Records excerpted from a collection

===============

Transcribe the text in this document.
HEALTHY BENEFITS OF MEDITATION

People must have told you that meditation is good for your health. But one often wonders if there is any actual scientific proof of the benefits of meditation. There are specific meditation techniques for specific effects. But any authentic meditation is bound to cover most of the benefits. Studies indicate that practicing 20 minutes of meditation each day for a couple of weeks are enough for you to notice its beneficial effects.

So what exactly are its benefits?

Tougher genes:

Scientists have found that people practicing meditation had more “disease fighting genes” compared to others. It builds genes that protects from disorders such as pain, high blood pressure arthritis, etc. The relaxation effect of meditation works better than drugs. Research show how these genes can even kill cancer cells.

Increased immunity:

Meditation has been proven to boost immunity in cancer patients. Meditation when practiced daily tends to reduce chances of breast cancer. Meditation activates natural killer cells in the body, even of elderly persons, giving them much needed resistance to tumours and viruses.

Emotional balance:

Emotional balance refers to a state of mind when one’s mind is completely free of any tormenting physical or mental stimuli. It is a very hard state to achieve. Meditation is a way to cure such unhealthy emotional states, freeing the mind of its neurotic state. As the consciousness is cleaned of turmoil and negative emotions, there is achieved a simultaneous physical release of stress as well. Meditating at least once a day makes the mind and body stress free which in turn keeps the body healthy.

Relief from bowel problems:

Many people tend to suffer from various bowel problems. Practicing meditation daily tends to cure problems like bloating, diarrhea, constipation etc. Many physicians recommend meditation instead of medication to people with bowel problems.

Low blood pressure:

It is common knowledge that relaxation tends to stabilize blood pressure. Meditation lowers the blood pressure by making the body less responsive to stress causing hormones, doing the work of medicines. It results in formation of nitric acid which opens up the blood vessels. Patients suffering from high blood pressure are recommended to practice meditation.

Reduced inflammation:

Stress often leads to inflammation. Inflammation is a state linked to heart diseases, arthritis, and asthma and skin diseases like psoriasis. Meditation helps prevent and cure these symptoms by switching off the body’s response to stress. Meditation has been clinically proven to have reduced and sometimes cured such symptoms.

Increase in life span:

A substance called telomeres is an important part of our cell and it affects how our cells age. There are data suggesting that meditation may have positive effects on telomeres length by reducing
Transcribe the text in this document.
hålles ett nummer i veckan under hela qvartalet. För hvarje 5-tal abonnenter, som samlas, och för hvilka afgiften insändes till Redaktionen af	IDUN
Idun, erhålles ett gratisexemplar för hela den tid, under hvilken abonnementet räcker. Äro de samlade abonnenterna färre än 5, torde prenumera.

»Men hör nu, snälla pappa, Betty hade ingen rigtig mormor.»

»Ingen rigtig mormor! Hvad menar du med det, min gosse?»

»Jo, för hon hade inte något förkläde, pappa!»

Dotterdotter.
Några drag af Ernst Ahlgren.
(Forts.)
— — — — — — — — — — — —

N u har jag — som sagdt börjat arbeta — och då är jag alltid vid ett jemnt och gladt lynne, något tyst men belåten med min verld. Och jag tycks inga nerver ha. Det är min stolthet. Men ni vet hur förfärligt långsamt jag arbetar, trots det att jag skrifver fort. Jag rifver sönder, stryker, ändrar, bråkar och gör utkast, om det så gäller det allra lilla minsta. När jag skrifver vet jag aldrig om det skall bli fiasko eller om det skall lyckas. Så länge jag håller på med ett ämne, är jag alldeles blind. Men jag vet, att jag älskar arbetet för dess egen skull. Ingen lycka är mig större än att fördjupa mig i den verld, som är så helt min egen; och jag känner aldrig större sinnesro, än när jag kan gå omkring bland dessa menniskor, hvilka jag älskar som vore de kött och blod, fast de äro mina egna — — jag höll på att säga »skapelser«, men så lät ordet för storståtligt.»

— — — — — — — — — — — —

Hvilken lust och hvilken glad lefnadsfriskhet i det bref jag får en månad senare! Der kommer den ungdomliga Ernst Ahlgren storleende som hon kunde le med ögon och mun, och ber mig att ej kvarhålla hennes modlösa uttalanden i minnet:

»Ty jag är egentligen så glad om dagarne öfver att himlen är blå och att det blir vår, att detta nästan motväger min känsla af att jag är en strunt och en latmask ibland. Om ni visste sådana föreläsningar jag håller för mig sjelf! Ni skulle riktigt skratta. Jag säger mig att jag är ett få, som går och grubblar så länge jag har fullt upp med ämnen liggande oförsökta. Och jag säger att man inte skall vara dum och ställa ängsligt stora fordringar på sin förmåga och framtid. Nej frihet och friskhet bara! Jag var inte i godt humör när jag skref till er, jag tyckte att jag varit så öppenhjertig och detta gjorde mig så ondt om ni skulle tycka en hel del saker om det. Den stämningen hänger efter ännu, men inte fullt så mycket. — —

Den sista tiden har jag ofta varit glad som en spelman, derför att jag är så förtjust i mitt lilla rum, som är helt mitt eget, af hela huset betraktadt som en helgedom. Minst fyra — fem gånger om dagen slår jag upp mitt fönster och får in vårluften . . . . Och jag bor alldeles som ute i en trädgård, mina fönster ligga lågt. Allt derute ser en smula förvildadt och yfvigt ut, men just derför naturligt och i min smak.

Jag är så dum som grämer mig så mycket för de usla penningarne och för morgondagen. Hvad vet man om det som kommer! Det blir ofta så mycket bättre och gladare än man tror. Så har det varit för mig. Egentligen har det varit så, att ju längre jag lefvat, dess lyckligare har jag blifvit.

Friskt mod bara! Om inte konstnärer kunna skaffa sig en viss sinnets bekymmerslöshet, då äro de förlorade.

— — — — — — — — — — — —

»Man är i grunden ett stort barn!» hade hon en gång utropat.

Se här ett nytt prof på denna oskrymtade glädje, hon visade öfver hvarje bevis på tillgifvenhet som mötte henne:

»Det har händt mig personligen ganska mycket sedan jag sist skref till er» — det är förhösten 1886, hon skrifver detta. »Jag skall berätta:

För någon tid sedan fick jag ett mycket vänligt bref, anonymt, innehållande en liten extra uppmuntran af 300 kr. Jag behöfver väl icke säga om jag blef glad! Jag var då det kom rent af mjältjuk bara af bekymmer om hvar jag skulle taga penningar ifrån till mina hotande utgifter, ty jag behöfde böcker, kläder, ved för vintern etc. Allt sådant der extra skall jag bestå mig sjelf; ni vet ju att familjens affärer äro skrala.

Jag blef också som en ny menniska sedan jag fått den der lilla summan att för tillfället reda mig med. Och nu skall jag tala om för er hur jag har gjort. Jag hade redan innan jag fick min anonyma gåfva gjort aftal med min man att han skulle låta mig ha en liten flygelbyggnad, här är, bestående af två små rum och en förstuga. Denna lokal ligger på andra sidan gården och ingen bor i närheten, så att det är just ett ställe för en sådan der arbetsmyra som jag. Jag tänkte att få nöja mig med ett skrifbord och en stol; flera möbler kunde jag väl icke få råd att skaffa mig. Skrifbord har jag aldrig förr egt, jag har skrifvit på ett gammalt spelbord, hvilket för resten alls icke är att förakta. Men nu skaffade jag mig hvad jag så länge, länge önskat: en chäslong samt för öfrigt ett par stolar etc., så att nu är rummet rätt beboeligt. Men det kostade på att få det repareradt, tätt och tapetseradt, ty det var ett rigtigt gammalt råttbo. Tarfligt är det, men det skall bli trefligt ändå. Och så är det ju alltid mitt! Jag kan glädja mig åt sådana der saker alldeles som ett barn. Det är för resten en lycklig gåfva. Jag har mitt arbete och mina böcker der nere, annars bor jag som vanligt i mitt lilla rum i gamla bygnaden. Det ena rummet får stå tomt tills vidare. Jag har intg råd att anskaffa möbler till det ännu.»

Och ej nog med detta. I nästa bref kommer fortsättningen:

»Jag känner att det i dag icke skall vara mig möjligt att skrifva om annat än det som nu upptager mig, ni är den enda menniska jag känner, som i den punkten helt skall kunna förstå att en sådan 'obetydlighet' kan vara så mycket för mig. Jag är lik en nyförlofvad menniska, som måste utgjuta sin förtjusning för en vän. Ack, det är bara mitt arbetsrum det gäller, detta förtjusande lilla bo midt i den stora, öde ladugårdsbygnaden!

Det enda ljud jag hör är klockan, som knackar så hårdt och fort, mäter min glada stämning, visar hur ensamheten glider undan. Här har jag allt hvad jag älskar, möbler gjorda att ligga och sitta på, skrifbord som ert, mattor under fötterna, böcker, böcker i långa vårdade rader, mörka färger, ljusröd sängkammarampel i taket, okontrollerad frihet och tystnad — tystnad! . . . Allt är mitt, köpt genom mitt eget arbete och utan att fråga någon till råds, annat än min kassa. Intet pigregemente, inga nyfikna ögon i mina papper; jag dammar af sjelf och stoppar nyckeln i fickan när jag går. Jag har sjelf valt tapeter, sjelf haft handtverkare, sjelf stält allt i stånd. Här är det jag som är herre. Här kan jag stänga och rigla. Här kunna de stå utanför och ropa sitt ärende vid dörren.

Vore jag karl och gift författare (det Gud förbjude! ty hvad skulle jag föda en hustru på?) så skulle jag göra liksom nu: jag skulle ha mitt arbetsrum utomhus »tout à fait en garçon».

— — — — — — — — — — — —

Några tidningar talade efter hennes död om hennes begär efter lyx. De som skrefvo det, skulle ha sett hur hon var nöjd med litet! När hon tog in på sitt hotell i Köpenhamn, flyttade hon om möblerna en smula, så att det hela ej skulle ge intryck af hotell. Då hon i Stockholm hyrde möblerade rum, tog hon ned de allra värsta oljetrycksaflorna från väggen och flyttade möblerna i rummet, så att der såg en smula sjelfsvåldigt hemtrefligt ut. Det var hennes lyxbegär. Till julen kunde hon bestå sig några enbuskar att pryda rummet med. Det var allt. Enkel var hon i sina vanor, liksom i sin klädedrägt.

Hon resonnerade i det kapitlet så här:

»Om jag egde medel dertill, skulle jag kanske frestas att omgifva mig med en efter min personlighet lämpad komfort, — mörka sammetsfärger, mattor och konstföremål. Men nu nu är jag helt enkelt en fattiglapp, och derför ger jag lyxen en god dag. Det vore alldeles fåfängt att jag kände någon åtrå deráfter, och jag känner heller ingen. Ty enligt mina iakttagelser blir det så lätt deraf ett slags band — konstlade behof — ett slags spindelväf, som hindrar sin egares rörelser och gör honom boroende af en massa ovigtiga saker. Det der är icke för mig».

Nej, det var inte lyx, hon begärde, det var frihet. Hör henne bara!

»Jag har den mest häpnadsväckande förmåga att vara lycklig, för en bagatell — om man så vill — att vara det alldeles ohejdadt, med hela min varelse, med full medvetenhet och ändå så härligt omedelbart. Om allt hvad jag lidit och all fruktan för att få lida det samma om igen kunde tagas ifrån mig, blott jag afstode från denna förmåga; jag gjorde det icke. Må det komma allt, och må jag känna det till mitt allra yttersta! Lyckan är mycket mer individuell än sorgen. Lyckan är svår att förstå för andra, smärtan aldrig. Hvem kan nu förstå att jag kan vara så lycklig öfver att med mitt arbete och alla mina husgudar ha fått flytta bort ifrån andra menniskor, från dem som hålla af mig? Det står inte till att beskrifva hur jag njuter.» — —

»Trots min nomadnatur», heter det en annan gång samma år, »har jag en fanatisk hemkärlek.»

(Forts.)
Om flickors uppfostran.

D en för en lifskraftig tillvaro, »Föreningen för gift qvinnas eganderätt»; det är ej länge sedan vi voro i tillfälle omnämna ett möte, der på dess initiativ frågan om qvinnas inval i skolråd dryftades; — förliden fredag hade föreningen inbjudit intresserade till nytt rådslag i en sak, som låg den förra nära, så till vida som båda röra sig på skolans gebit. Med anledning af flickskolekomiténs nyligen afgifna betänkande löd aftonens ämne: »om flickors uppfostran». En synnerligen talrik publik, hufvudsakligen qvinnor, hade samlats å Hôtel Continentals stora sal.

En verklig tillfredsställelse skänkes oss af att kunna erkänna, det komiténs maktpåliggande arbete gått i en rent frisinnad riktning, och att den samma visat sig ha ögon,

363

===============

Wherever the string "Emotional" is found in the entries, copy the line it sits in.

#### Exercise output:
Emotional balance:
Emotional balance refers to a state of mind when one’s mind is completely free of any tormenting physical or mental stimuli. It is a very hard state to achieve. Meditation is a way to cure such unhealthy emotional states, freeing the mind of its neurotic state. As the consciousness is cleaned of turmoil and negative emotions, there is achieved a simultaneous physical release of stress as well. Meditating at least once a day makes the mind and body stress free which in turn keeps the body healthy.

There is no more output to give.